## Supplied material

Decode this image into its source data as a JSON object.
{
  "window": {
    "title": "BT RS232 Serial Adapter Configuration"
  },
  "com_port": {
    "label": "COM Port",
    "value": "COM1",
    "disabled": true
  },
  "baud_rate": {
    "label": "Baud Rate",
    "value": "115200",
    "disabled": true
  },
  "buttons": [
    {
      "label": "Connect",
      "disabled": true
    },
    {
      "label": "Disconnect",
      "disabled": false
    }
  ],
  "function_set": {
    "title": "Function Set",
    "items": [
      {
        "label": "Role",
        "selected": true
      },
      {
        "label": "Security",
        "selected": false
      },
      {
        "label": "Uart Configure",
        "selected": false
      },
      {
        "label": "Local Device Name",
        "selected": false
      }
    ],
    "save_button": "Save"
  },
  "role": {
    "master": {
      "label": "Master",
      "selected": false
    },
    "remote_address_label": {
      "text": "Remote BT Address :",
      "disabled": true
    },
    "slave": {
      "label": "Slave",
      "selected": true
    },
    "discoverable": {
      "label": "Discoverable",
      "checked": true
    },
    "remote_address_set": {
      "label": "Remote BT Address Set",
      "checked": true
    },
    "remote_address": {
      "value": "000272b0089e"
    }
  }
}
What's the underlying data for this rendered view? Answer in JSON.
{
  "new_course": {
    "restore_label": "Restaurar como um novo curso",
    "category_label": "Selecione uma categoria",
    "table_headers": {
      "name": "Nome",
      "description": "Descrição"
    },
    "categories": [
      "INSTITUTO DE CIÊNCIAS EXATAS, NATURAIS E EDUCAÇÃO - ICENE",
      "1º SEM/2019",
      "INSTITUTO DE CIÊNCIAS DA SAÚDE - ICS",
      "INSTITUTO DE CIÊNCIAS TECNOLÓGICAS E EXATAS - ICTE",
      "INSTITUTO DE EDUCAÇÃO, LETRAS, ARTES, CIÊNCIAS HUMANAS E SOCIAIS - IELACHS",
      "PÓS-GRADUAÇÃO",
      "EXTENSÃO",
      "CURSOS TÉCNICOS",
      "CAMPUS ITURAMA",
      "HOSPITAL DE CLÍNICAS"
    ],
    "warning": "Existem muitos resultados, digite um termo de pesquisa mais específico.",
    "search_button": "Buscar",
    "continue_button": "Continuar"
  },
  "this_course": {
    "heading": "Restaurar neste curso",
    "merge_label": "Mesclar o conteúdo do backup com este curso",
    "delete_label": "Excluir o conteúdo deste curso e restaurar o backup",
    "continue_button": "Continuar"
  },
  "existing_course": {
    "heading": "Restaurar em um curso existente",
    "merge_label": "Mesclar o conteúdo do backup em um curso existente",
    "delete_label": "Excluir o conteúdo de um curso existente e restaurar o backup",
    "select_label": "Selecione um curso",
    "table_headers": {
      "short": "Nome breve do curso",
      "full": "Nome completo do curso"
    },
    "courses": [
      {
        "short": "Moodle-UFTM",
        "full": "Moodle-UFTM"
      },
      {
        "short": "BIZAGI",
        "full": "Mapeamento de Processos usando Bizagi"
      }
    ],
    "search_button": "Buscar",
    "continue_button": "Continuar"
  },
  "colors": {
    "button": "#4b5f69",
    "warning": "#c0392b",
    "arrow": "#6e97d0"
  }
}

## Required work
Extract all of the material exactly as it is written.

## Full response
Decode this image into its source data as a JSON object.
{
  "window": {
    "title": "BT RS232 Serial Adapter Configuration"
  },
  "com_port": {
    "label": "COM Port",
    "value": "COM1",
    "disabled": true
  },
  "baud_rate": {
    "label": "Baud Rate",
    "value": "115200",
    "disabled": true
  },
  "buttons": [
    {
      "label": "Connect",
      "disabled": true
    },
    {
      "label": "Disconnect",
      "disabled": false
    }
  ],
  "function_set": {
    "title": "Function Set",
    "items": [
      {
        "label": "Role",
        "selected": true
      },
      {
        "label": "Security",
        "selected": false
      },
      {
        "label": "Uart Configure",
        "selected": false
      },
      {
        "label": "Local Device Name",
        "selected": false
      }
    ],
    "save_button": "Save"
  },
  "role": {
    "master": {
      "label": "Master",
      "selected": false
    },
    "remote_address_label": {
      "text": "Remote BT Address :",
      "disabled": true
    },
    "slave": {
      "label": "Slave",
      "selected": true
    },
    "discoverable": {
      "label": "Discoverable",
      "checked": true
    },
    "remote_address_set": {
      "label": "Remote BT Address Set",
      "checked": true
    },
    "remote_address": {
      "value": "000272b0089e"
    }
  }
}
What's the underlying data for this rendered view? Answer in JSON.
{
  "new_course": {
    "restore_label": "Restaurar como um novo curso",
    "category_label": "Selecione uma categoria",
    "table_headers": {
      "name": "Nome",
      "description": "Descrição"
    },
    "categories": [
      "INSTITUTO DE CIÊNCIAS EXATAS, NATURAIS E EDUCAÇÃO - ICENE",
      "1º SEM/2019",
      "INSTITUTO DE CIÊNCIAS DA SAÚDE - ICS",
      "INSTITUTO DE CIÊNCIAS TECNOLÓGICAS E EXATAS - ICTE",
      "INSTITUTO DE EDUCAÇÃO, LETRAS, ARTES, CIÊNCIAS HUMANAS E SOCIAIS - IELACHS",
      "PÓS-GRADUAÇÃO",
      "EXTENSÃO",
      "CURSOS TÉCNICOS",
      "CAMPUS ITURAMA",
      "HOSPITAL DE CLÍNICAS"
    ],
    "warning": "Existem muitos resultados, digite um termo de pesquisa mais específico.",
    "search_button": "Buscar",
    "continue_button": "Continuar"
  },
  "this_course": {
    "heading": "Restaurar neste curso",
    "merge_label": "Mesclar o conteúdo do backup com este curso",
    "delete_label": "Excluir o conteúdo deste curso e restaurar o backup",
    "continue_button": "Continuar"
  },
  "existing_course": {
    "heading": "Restaurar em um curso existente",
    "merge_label": "Mesclar o conteúdo do backup em um curso existente",
    "delete_label": "Excluir o conteúdo de um curso existente e restaurar o backup",
    "select_label": "Selecione um curso",
    "table_headers": {
      "short": "Nome breve do curso",
      "full": "Nome completo do curso"
    },
    "courses": [
      {
        "short": "Moodle-UFTM",
        "full": "Moodle-UFTM"
      },
      {
        "short": "BIZAGI",
        "full": "Mapeamento de Processos usando Bizagi"
      }
    ],
    "search_button": "Buscar",
    "continue_button": "Continuar"
  },
  "colors": {
    "button": "#4b5f69",
    "warning": "#c0392b",
    "arrow": "#6e97d0"
  }
}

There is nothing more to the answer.